-- start EXTRACTED INFORMATION --

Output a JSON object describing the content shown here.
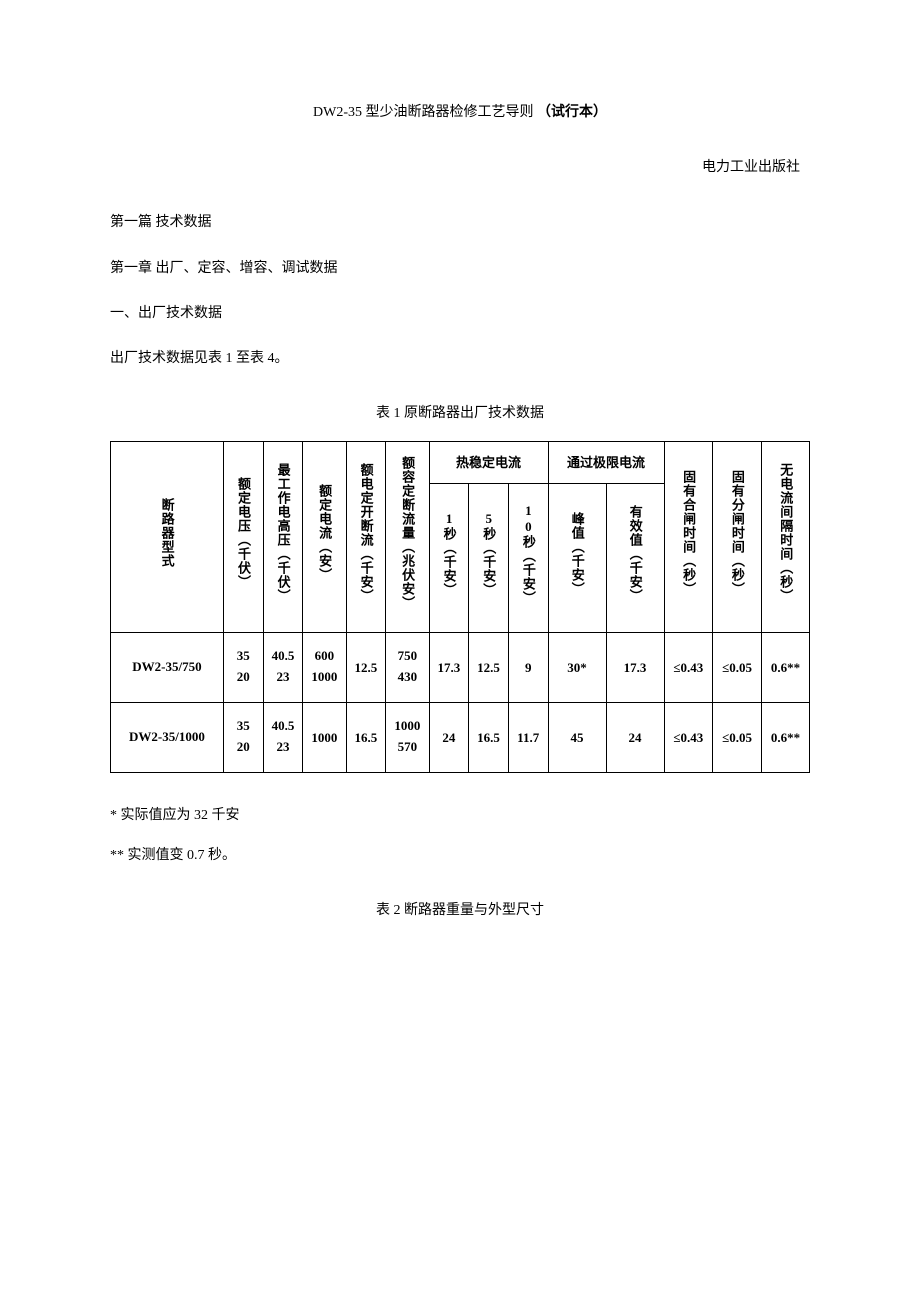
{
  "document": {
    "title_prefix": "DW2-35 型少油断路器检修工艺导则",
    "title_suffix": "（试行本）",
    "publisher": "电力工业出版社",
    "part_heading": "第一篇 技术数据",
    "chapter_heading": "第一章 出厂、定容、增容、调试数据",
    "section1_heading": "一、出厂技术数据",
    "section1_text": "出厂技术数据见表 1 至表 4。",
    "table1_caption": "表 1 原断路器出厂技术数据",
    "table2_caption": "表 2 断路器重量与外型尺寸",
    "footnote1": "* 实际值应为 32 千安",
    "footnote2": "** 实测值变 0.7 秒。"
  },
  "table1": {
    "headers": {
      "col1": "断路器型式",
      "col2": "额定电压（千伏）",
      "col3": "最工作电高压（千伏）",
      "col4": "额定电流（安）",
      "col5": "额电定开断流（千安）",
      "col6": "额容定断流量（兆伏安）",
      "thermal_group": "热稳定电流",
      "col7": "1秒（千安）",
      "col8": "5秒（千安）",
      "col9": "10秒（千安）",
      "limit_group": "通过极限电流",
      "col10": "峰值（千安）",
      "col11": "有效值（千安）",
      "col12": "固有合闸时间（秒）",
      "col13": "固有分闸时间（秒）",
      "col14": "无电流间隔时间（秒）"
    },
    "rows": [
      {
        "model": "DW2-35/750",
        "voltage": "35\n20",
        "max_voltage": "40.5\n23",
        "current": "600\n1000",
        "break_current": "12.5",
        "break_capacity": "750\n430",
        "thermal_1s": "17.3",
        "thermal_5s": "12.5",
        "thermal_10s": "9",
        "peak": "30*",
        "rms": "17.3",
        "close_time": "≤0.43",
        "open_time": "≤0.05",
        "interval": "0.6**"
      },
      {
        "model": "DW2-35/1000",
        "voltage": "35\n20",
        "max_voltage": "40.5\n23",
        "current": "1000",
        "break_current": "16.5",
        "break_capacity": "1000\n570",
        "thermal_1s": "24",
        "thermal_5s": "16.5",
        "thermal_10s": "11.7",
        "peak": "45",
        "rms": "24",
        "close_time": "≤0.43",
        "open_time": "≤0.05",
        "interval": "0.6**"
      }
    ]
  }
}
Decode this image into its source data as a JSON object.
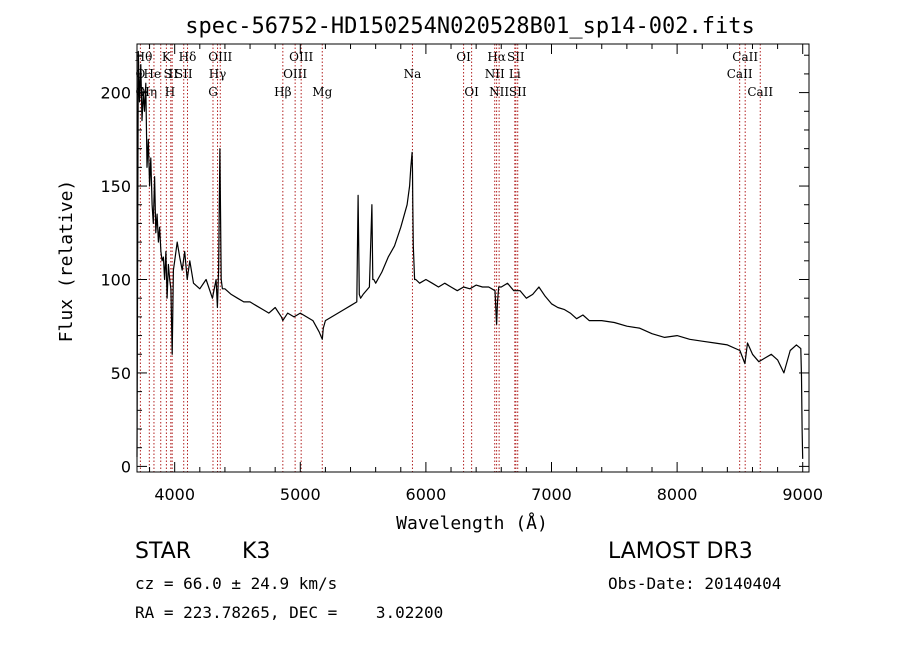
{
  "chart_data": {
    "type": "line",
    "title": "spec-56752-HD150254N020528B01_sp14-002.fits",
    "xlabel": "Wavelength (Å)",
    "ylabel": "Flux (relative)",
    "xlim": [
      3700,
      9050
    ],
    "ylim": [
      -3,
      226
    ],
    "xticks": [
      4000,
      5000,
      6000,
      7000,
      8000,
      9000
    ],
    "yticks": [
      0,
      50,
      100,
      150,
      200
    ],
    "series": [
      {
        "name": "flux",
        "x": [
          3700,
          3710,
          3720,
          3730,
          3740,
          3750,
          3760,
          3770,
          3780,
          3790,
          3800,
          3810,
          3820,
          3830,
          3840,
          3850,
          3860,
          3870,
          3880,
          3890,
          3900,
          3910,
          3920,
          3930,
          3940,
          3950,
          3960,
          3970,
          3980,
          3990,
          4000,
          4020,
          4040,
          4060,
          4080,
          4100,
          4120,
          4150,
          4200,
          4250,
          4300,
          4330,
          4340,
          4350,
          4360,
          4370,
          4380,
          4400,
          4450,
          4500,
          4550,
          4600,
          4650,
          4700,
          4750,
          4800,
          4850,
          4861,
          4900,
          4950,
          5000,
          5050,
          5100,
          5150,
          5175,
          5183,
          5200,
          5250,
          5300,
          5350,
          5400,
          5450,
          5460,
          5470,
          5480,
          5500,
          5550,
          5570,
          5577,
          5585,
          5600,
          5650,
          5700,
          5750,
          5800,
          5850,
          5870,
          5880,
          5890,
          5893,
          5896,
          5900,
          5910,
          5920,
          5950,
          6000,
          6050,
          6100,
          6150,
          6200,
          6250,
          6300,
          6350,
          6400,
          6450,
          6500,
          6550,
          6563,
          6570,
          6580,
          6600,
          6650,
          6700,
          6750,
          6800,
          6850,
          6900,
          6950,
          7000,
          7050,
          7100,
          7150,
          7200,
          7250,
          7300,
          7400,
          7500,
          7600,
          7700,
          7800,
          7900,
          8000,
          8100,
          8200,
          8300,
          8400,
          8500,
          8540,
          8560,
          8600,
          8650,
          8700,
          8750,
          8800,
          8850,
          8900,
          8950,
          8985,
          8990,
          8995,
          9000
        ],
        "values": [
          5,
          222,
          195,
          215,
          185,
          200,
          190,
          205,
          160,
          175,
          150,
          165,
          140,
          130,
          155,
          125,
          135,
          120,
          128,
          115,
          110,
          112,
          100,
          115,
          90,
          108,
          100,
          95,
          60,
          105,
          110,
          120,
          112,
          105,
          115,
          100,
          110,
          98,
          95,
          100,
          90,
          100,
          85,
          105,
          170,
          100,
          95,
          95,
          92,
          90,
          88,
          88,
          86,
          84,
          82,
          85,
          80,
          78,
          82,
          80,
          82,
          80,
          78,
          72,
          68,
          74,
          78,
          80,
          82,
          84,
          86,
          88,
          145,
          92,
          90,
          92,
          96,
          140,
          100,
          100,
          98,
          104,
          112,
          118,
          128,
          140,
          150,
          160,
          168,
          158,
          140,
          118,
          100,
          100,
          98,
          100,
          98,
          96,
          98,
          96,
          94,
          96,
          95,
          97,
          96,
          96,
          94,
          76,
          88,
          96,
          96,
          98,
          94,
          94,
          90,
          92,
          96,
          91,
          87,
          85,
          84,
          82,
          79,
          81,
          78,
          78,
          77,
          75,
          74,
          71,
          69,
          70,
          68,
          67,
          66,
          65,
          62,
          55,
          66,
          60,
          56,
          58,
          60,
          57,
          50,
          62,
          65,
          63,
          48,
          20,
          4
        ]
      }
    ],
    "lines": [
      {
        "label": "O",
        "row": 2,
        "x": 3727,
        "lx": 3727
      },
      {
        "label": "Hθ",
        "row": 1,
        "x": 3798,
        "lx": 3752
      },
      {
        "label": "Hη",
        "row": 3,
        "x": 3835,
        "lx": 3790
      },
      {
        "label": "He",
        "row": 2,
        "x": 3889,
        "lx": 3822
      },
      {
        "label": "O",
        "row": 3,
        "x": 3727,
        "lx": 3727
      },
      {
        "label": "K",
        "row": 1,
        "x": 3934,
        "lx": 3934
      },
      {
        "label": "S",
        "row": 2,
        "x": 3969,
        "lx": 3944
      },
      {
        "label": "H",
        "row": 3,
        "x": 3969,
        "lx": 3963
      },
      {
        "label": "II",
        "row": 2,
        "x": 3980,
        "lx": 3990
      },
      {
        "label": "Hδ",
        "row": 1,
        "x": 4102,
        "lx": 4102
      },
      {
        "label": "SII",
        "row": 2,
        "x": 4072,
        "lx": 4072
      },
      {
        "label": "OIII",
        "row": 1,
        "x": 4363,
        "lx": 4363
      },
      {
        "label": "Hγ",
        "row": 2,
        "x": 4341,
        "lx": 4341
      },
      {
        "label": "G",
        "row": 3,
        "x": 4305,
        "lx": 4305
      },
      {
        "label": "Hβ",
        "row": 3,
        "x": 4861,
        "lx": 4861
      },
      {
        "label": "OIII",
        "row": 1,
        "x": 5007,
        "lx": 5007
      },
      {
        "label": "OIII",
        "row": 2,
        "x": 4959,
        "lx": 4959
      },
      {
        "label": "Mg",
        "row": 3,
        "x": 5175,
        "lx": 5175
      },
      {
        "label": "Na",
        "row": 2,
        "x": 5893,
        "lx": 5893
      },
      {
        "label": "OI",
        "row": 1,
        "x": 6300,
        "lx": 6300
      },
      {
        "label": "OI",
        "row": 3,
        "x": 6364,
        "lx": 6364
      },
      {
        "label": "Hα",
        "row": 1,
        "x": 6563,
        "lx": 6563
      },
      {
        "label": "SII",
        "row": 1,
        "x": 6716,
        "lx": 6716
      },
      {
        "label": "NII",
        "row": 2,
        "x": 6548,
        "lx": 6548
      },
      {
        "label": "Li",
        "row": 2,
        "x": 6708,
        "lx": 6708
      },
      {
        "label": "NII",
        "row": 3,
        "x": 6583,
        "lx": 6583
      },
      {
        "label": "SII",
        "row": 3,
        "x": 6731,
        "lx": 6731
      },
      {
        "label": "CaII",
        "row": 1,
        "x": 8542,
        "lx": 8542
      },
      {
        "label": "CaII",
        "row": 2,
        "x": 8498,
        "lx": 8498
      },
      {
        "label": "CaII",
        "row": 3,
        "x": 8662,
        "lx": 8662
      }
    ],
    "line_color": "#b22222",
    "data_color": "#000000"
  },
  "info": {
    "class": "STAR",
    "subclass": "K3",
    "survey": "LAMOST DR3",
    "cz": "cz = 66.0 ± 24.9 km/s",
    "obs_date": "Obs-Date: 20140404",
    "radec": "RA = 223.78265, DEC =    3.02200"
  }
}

-- end EXTRACTED INFORMATION --

__WHAT TO WORK ON__:
Using the listing above, pull out all lines that hold the word "JSON".

__CORRECT ANSWER__:
Output a JSON object describing the content shown here.
Decode this image into its source data as a JSON object.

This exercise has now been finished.